[Stored records]
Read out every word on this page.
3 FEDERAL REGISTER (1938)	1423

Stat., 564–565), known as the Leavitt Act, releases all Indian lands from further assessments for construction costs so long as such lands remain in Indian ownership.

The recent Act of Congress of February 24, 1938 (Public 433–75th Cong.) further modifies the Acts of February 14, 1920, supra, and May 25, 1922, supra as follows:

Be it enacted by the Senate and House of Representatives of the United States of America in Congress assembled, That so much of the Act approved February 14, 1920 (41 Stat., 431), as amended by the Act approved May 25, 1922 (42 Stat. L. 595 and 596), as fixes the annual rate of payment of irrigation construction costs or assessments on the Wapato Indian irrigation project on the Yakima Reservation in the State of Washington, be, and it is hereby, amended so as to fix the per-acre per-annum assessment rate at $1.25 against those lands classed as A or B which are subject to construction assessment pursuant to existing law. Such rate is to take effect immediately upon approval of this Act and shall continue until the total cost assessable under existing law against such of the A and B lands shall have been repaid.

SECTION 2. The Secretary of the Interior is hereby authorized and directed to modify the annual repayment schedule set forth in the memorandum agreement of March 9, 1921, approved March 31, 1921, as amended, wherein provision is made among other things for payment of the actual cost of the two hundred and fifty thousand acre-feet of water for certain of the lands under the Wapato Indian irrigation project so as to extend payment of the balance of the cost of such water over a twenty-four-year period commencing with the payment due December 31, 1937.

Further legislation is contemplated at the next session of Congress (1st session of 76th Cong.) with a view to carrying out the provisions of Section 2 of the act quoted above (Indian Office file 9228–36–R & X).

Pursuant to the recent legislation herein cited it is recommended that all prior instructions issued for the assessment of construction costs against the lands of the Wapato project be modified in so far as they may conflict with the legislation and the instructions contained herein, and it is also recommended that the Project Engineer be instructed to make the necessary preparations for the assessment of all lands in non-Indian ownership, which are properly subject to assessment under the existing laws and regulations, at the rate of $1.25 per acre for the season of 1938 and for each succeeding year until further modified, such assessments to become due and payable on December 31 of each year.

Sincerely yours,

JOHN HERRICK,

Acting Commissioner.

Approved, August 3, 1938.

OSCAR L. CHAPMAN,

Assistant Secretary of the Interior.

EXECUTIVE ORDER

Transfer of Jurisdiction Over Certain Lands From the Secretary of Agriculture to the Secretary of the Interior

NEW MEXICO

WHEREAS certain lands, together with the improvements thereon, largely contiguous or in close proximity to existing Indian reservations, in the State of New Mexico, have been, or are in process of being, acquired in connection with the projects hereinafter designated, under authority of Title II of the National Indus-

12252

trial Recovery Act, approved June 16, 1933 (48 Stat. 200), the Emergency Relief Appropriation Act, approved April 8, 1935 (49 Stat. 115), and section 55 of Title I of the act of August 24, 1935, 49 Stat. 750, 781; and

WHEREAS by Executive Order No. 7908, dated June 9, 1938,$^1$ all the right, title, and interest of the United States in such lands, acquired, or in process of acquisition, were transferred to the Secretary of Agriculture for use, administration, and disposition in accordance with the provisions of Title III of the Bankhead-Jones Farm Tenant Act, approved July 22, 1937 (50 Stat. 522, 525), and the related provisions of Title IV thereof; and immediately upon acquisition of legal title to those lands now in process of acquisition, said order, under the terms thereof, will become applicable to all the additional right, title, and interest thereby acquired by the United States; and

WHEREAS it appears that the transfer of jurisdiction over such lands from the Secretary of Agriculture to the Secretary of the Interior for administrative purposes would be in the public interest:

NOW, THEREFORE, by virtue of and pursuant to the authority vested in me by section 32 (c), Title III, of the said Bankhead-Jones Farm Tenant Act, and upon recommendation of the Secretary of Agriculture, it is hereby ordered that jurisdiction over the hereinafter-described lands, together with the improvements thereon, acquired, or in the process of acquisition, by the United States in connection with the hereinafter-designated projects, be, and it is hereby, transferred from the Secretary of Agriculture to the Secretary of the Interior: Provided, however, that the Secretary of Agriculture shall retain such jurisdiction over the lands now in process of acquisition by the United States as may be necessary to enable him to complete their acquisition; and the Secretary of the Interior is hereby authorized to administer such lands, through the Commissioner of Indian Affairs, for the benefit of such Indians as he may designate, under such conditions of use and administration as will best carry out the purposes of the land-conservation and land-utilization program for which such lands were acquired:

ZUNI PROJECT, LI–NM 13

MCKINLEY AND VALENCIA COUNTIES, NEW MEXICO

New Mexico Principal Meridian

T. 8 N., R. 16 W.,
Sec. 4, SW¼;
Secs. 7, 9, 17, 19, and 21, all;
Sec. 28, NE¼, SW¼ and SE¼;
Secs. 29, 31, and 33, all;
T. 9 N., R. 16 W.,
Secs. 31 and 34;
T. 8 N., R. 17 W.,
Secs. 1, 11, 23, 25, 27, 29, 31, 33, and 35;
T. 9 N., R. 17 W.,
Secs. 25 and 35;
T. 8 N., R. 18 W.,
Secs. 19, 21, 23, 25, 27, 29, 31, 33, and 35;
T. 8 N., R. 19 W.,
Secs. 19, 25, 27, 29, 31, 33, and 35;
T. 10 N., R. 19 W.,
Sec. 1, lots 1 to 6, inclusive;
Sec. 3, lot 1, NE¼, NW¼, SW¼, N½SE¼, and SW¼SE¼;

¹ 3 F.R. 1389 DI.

[TASK INSTRUCTIONS] Above are the records; retype them all without a single difference.

[PROBLEM SOLUTION]
Read out every word on this page.
3 FEDERAL REGISTER (1938)	1423

Stat., 564–565), known as the Leavitt Act, releases all Indian lands from further assessments for construction costs so long as such lands remain in Indian ownership.

The recent Act of Congress of February 24, 1938 (Public 433–75th Cong.) further modifies the Acts of February 14, 1920, supra, and May 25, 1922, supra as follows:

Be it enacted by the Senate and House of Representatives of the United States of America in Congress assembled, That so much of the Act approved February 14, 1920 (41 Stat., 431), as amended by the Act approved May 25, 1922 (42 Stat. L. 595 and 596), as fixes the annual rate of payment of irrigation construction costs or assessments on the Wapato Indian irrigation project on the Yakima Reservation in the State of Washington, be, and it is hereby, amended so as to fix the per-acre per-annum assessment rate at $1.25 against those lands classed as A or B which are subject to construction assessment pursuant to existing law. Such rate is to take effect immediately upon approval of this Act and shall continue until the total cost assessable under existing law against such of the A and B lands shall have been repaid.

SECTION 2. The Secretary of the Interior is hereby authorized and directed to modify the annual repayment schedule set forth in the memorandum agreement of March 9, 1921, approved March 31, 1921, as amended, wherein provision is made among other things for payment of the actual cost of the two hundred and fifty thousand acre-feet of water for certain of the lands under the Wapato Indian irrigation project so as to extend payment of the balance of the cost of such water over a twenty-four-year period commencing with the payment due December 31, 1937.

Further legislation is contemplated at the next session of Congress (1st session of 76th Cong.) with a view to carrying out the provisions of Section 2 of the act quoted above (Indian Office file 9228–36–R & X).

Pursuant to the recent legislation herein cited it is recommended that all prior instructions issued for the assessment of construction costs against the lands of the Wapato project be modified in so far as they may conflict with the legislation and the instructions contained herein, and it is also recommended that the Project Engineer be instructed to make the necessary preparations for the assessment of all lands in non-Indian ownership, which are properly subject to assessment under the existing laws and regulations, at the rate of $1.25 per acre for the season of 1938 and for each succeeding year until further modified, such assessments to become due and payable on December 31 of each year.

Sincerely yours,

JOHN HERRICK,

Acting Commissioner.

Approved, August 3, 1938.

OSCAR L. CHAPMAN,

Assistant Secretary of the Interior.

EXECUTIVE ORDER

Transfer of Jurisdiction Over Certain Lands From the Secretary of Agriculture to the Secretary of the Interior

NEW MEXICO

WHEREAS certain lands, together with the improvements thereon, largely contiguous or in close proximity to existing Indian reservations, in the State of New Mexico, have been, or are in process of being, acquired in connection with the projects hereinafter designated, under authority of Title II of the National Indus-

12252

trial Recovery Act, approved June 16, 1933 (48 Stat. 200), the Emergency Relief Appropriation Act, approved April 8, 1935 (49 Stat. 115), and section 55 of Title I of the act of August 24, 1935, 49 Stat. 750, 781; and

WHEREAS by Executive Order No. 7908, dated June 9, 1938,$^1$ all the right, title, and interest of the United States in such lands, acquired, or in process of acquisition, were transferred to the Secretary of Agriculture for use, administration, and disposition in accordance with the provisions of Title III of the Bankhead-Jones Farm Tenant Act, approved July 22, 1937 (50 Stat. 522, 525), and the related provisions of Title IV thereof; and immediately upon acquisition of legal title to those lands now in process of acquisition, said order, under the terms thereof, will become applicable to all the additional right, title, and interest thereby acquired by the United States; and

WHEREAS it appears that the transfer of jurisdiction over such lands from the Secretary of Agriculture to the Secretary of the Interior for administrative purposes would be in the public interest:

NOW, THEREFORE, by virtue of and pursuant to the authority vested in me by section 32 (c), Title III, of the said Bankhead-Jones Farm Tenant Act, and upon recommendation of the Secretary of Agriculture, it is hereby ordered that jurisdiction over the hereinafter-described lands, together with the improvements thereon, acquired, or in the process of acquisition, by the United States in connection with the hereinafter-designated projects, be, and it is hereby, transferred from the Secretary of Agriculture to the Secretary of the Interior: Provided, however, that the Secretary of Agriculture shall retain such jurisdiction over the lands now in process of acquisition by the United States as may be necessary to enable him to complete their acquisition; and the Secretary of the Interior is hereby authorized to administer such lands, through the Commissioner of Indian Affairs, for the benefit of such Indians as he may designate, under such conditions of use and administration as will best carry out the purposes of the land-conservation and land-utilization program for which such lands were acquired:

ZUNI PROJECT, LI–NM 13

MCKINLEY AND VALENCIA COUNTIES, NEW MEXICO

New Mexico Principal Meridian

T. 8 N., R. 16 W.,
Sec. 4, SW¼;
Secs. 7, 9, 17, 19, and 21, all;
Sec. 28, NE¼, SW¼ and SE¼;
Secs. 29, 31, and 33, all;
T. 9 N., R. 16 W.,
Secs. 31 and 34;
T. 8 N., R. 17 W.,
Secs. 1, 11, 23, 25, 27, 29, 31, 33, and 35;
T. 9 N., R. 17 W.,
Secs. 25 and 35;
T. 8 N., R. 18 W.,
Secs. 19, 21, 23, 25, 27, 29, 31, 33, and 35;
T. 8 N., R. 19 W.,
Secs. 19, 25, 27, 29, 31, 33, and 35;
T. 10 N., R. 19 W.,
Sec. 1, lots 1 to 6, inclusive;
Sec. 3, lot 1, NE¼, NW¼, SW¼, N½SE¼, and SW¼SE¼;

¹ 3 F.R. 1389 DI.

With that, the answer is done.